What the task asks - Copy out all the lines where "ответ" shows up.

(Records from a collection)
====================

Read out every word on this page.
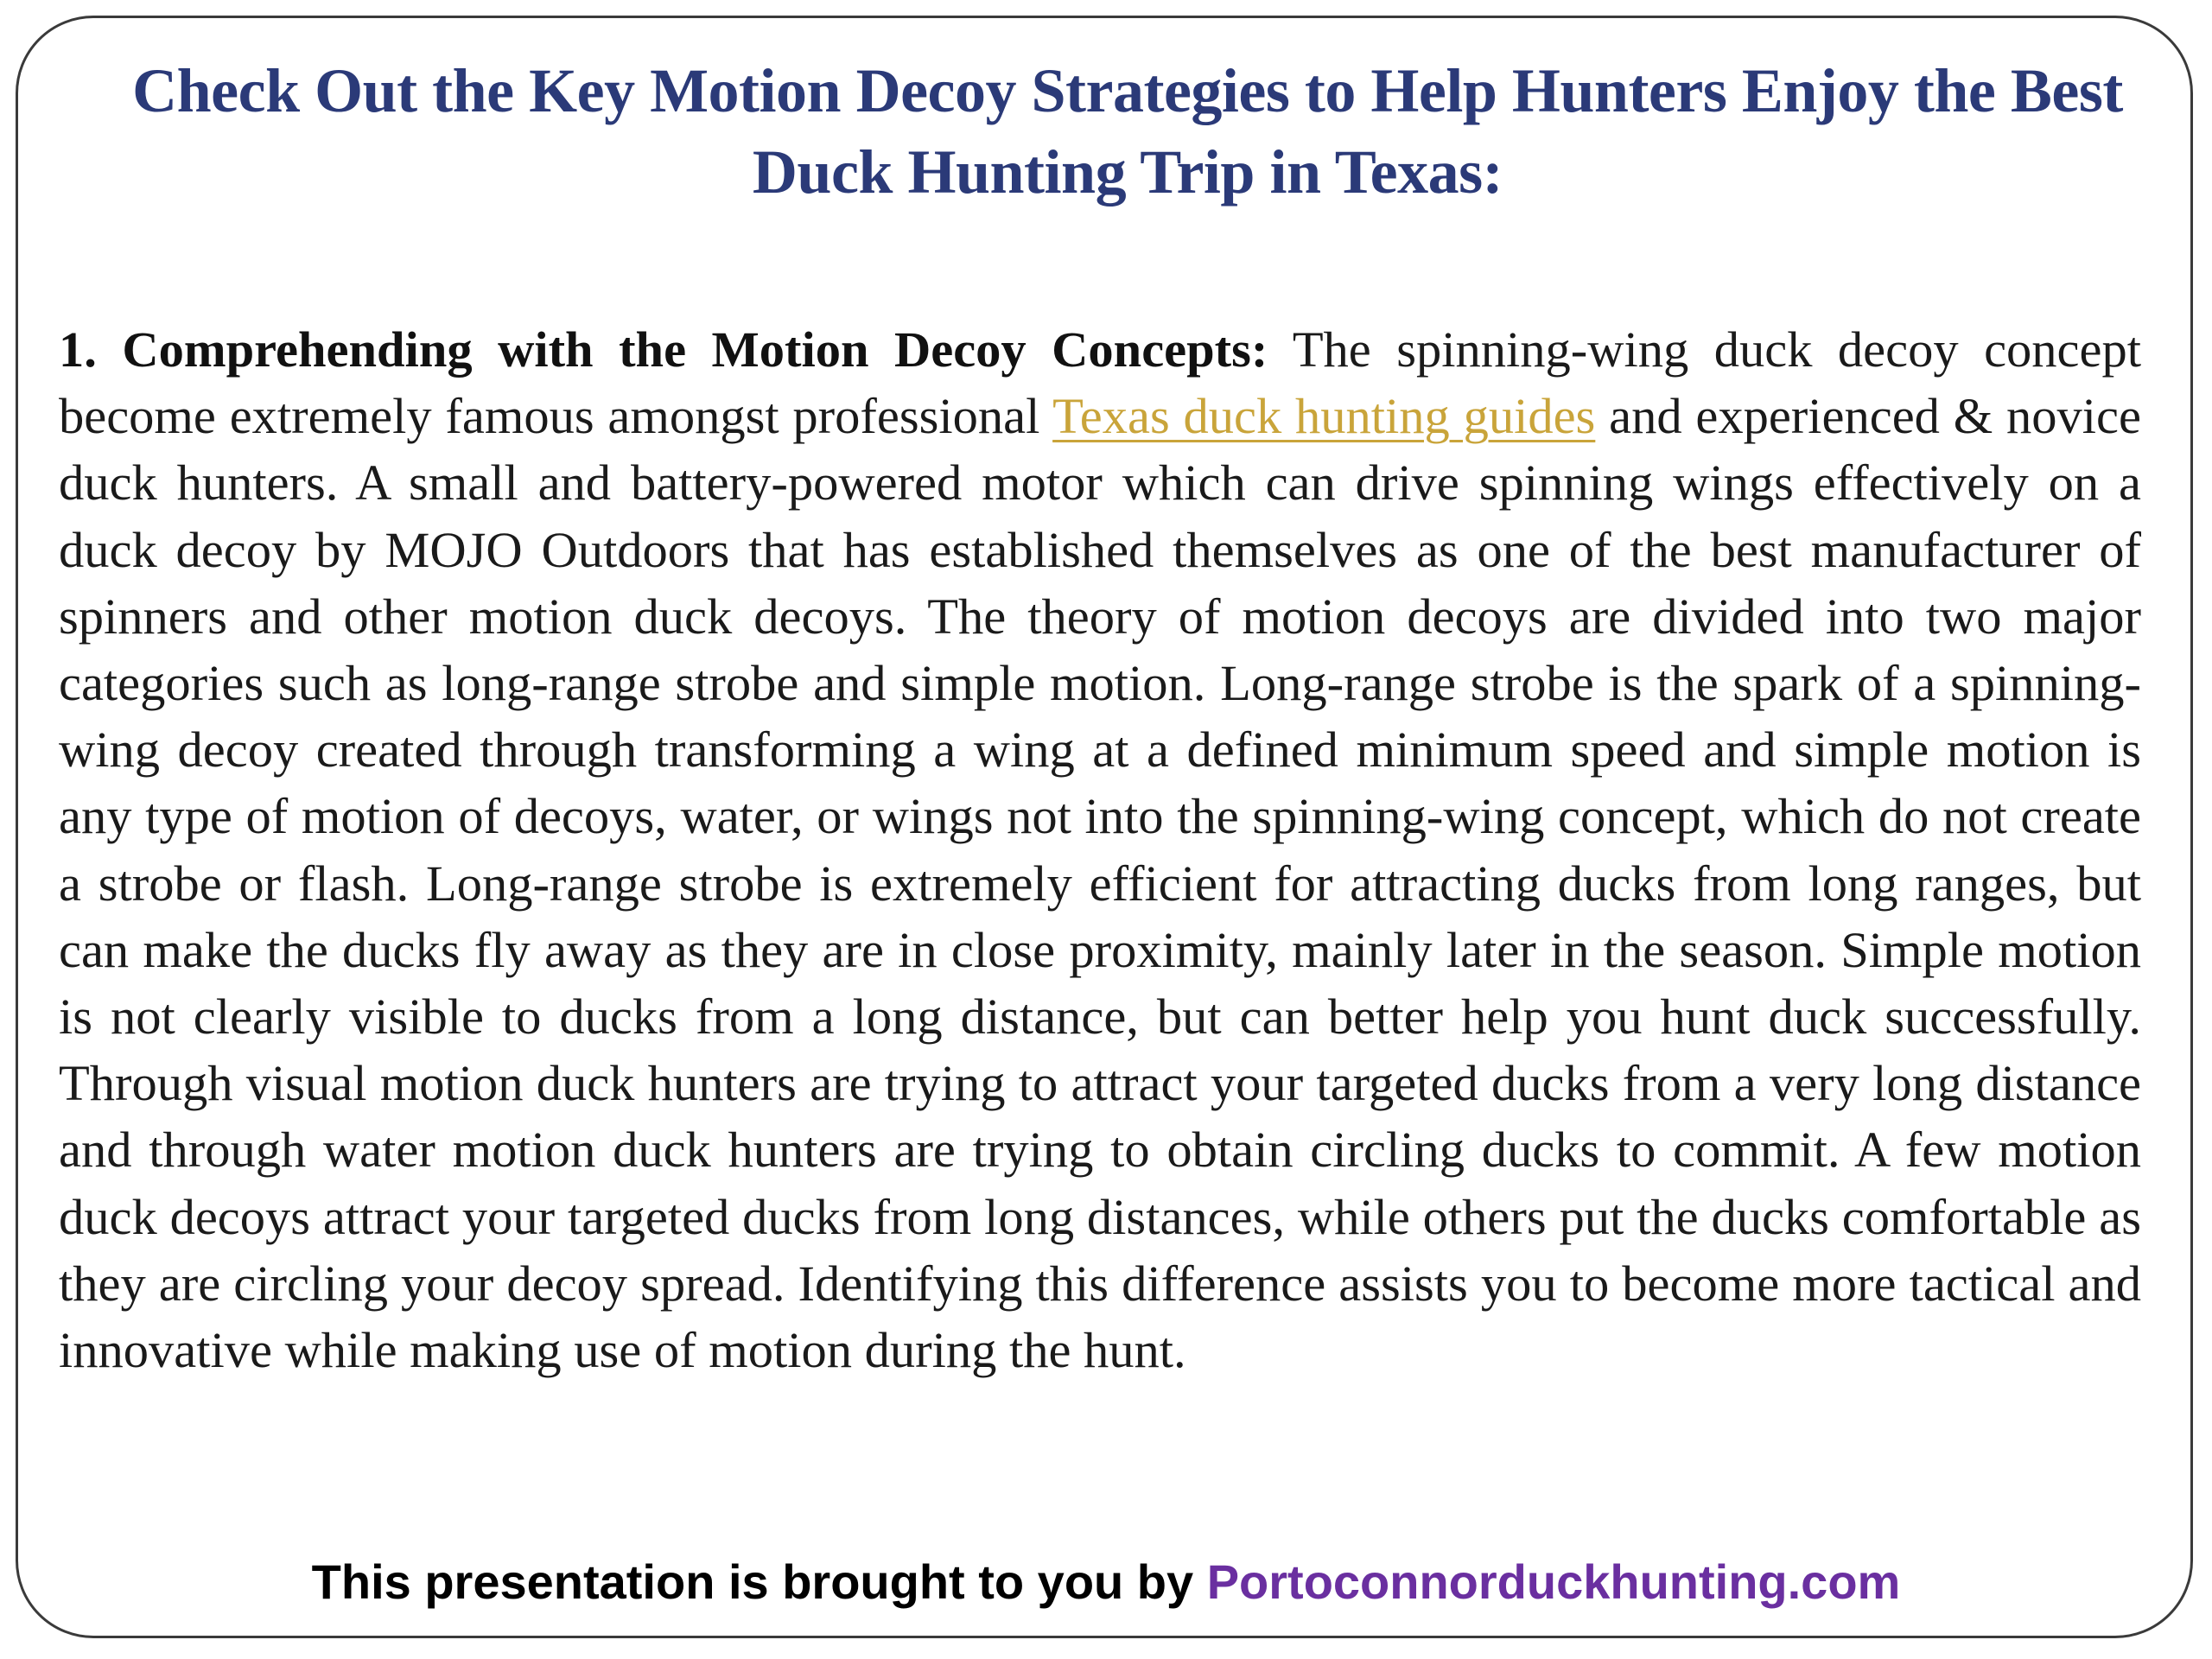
Check Out the Key Motion Decoy Strategies to Help Hunters Enjoy the Best Duck Hunting Trip in Texas:

1. Comprehending with the Motion Decoy Concepts: The spinning-wing duck decoy concept become extremely famous amongst professional Texas duck hunting guides and experienced & novice duck hunters. A small and battery-powered motor which can drive spinning wings effectively on a duck decoy by MOJO Outdoors that has established themselves as one of the best manufacturer of spinners and other motion duck decoys. The theory of motion decoys are divided into two major categories such as long-range strobe and simple motion. Long-range strobe is the spark of a spinning-wing decoy created through transforming a wing at a defined minimum speed and simple motion is any type of motion of decoys, water, or wings not into the spinning-wing concept, which do not create a strobe or flash. Long-range strobe is extremely efficient for attracting ducks from long ranges, but can make the ducks fly away as they are in close proximity, mainly later in the season. Simple motion is not clearly visible to ducks from a long distance, but can better help you hunt duck successfully. Through visual motion duck hunters are trying to attract your targeted ducks from a very long distance and through water motion duck hunters are trying to obtain circling ducks to commit. A few motion duck decoys attract your targeted ducks from long distances, while others put the ducks comfortable as they are circling your decoy spread. Identifying this difference assists you to become more tactical and innovative while making use of motion during the hunt.

This presentation is brought to you by Portoconnorduckhunting.com
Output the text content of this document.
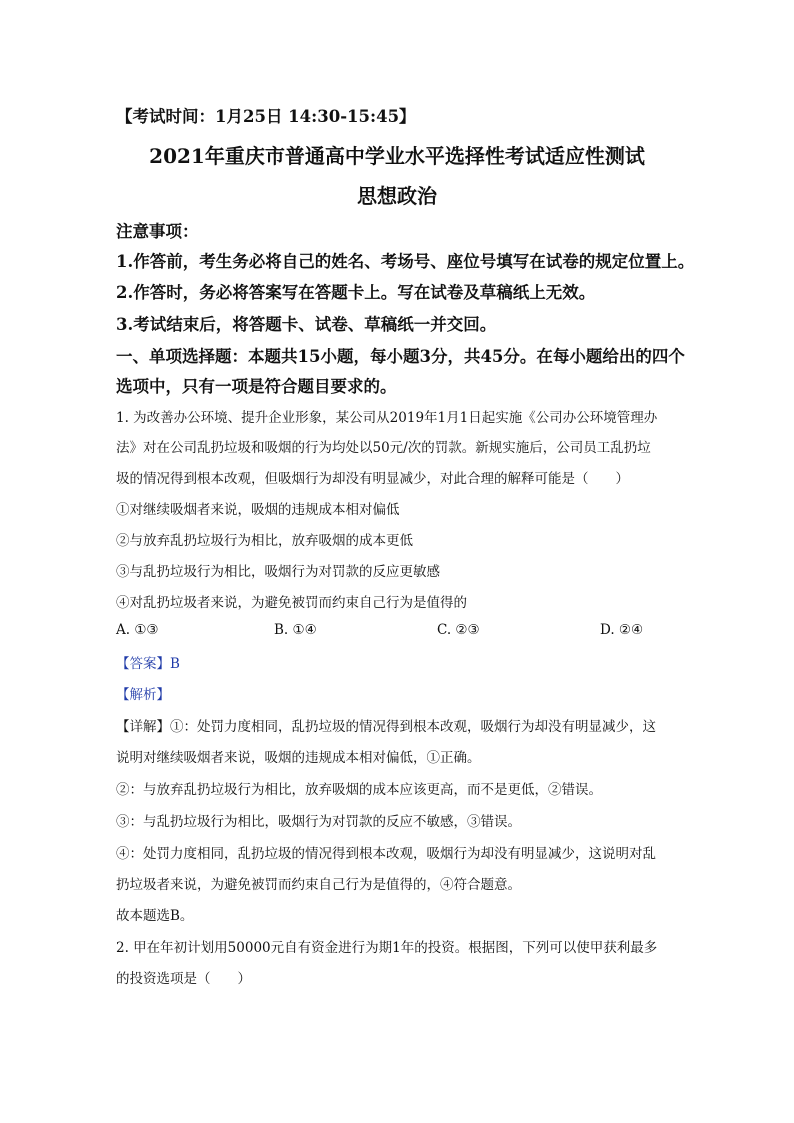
【考试时间：1月25日 14:30-15:45】
2021年重庆市普通高中学业水平选择性考试适应性测试
思想政治
注意事项：
1.作答前，考生务必将自己的姓名、考场号、座位号填写在试卷的规定位置上。
2.作答时，务必将答案写在答题卡上。写在试卷及草稿纸上无效。
3.考试结束后，将答题卡、试卷、草稿纸一并交回。
一、单项选择题：本题共15小题，每小题3分，共45分。在每小题给出的四个
选项中，只有一项是符合题目要求的。
1. 为改善办公环境、提升企业形象，某公司从2019年1月1日起实施《公司办公环境管理办
法》对在公司乱扔垃圾和吸烟的行为均处以50元/次的罚款。新规实施后，公司员工乱扔垃
圾的情况得到根本改观，但吸烟行为却没有明显减少，对此合理的解释可能是（　　）
①对继续吸烟者来说，吸烟的违规成本相对偏低
②与放弃乱扔垃圾行为相比，放弃吸烟的成本更低
③与乱扔垃圾行为相比，吸烟行为对罚款的反应更敏感
④对乱扔垃圾者来说，为避免被罚而约束自己行为是值得的
A. ①③	B. ①④	C. ②③	D. ②④
【答案】B
【解析】
【详解】①：处罚力度相同，乱扔垃圾的情况得到根本改观，吸烟行为却没有明显减少，这
说明对继续吸烟者来说，吸烟的违规成本相对偏低，①正确。
②：与放弃乱扔垃圾行为相比，放弃吸烟的成本应该更高，而不是更低，②错误。
③：与乱扔垃圾行为相比，吸烟行为对罚款的反应不敏感，③错误。
④：处罚力度相同，乱扔垃圾的情况得到根本改观，吸烟行为却没有明显减少，这说明对乱
扔垃圾者来说，为避免被罚而约束自己行为是值得的，④符合题意。
故本题选B。
2. 甲在年初计划用50000元自有资金进行为期1年的投资。根据图，下列可以使甲获利最多
的投资选项是（　　）
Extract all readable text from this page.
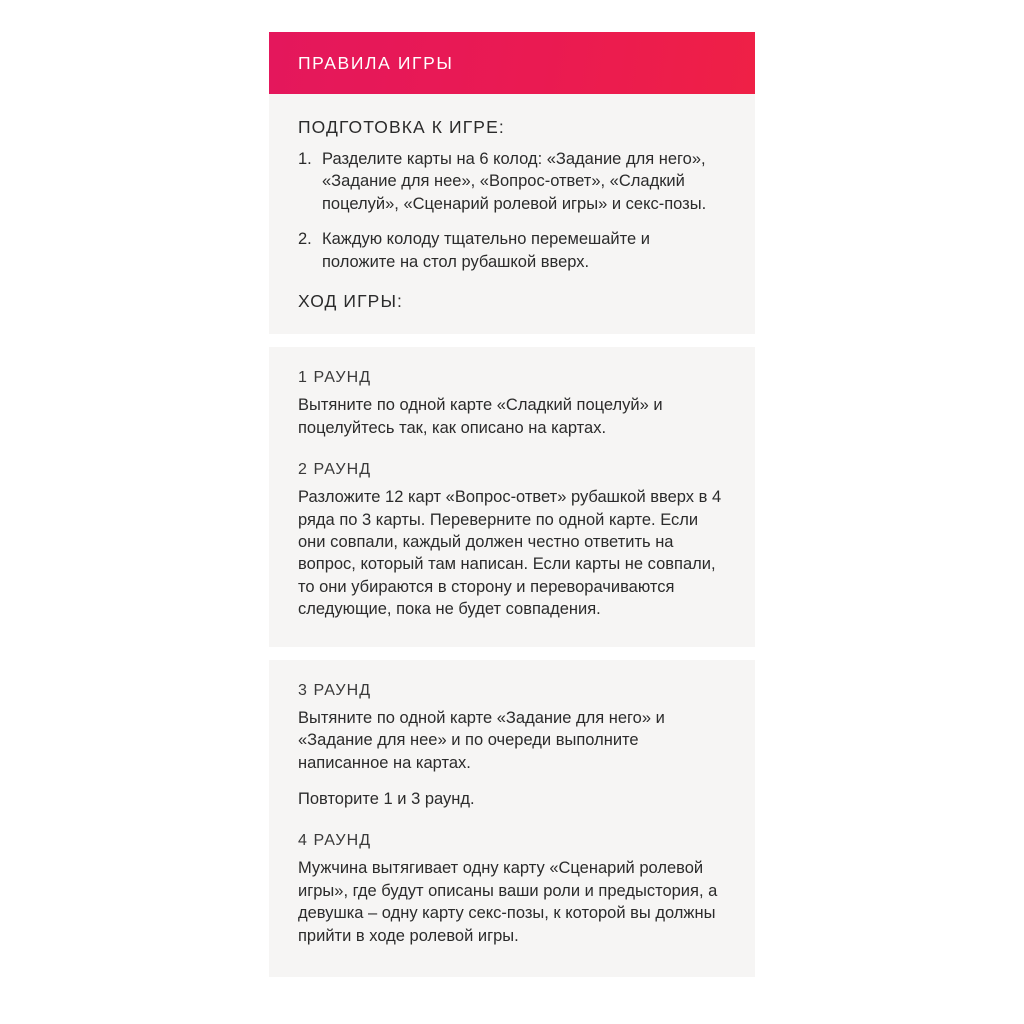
ПРАВИЛА ИГРЫ
ПОДГОТОВКА К ИГРЕ:
1. Разделите карты на 6 колод: «Задание для него», «Задание для нее», «Вопрос-ответ», «Сладкий поцелуй», «Сценарий ролевой игры» и секс-позы.
2. Каждую колоду тщательно перемешайте и положите на стол рубашкой вверх.
ХОД ИГРЫ:
1 РАУНД

Вытяните по одной карте «Сладкий поцелуй» и поцелуйтесь так, как описано на картах.

2 РАУНД

Разложите 12 карт «Вопрос-ответ» рубашкой вверх в 4 ряда по 3 карты. Переверните по одной карте. Если они совпали, каждый должен честно ответить на вопрос, который там написан. Если карты не совпали, то они убираются в сторону и переворачиваются следующие, пока не будет совпадения.

3 РАУНД

Вытяните по одной карте «Задание для него» и «Задание для нее» и по очереди выполните написанное на картах.

Повторите 1 и 3 раунд.

4 РАУНД

Мужчина вытягивает одну карту «Сценарий ролевой игры», где будут описаны ваши роли и предыстория, а девушка – одну карту секс-позы, к которой вы должны прийти в ходе ролевой игры.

====================

Exercise solution -
1. Разделите карты на 6 колод: «Задание для него», «Задание для нее», «Вопрос-ответ», «Сладкий поцелуй», «Сценарий ролевой игры» и секс-позы.
Разложите 12 карт «Вопрос-ответ» рубашкой вверх в 4 ряда по 3 карты. Переверните по одной карте. Если они совпали, каждый должен честно ответить на вопрос, который там написан. Если карты не совпали, то они убираются в сторону и переворачиваются следующие, пока не будет совпадения.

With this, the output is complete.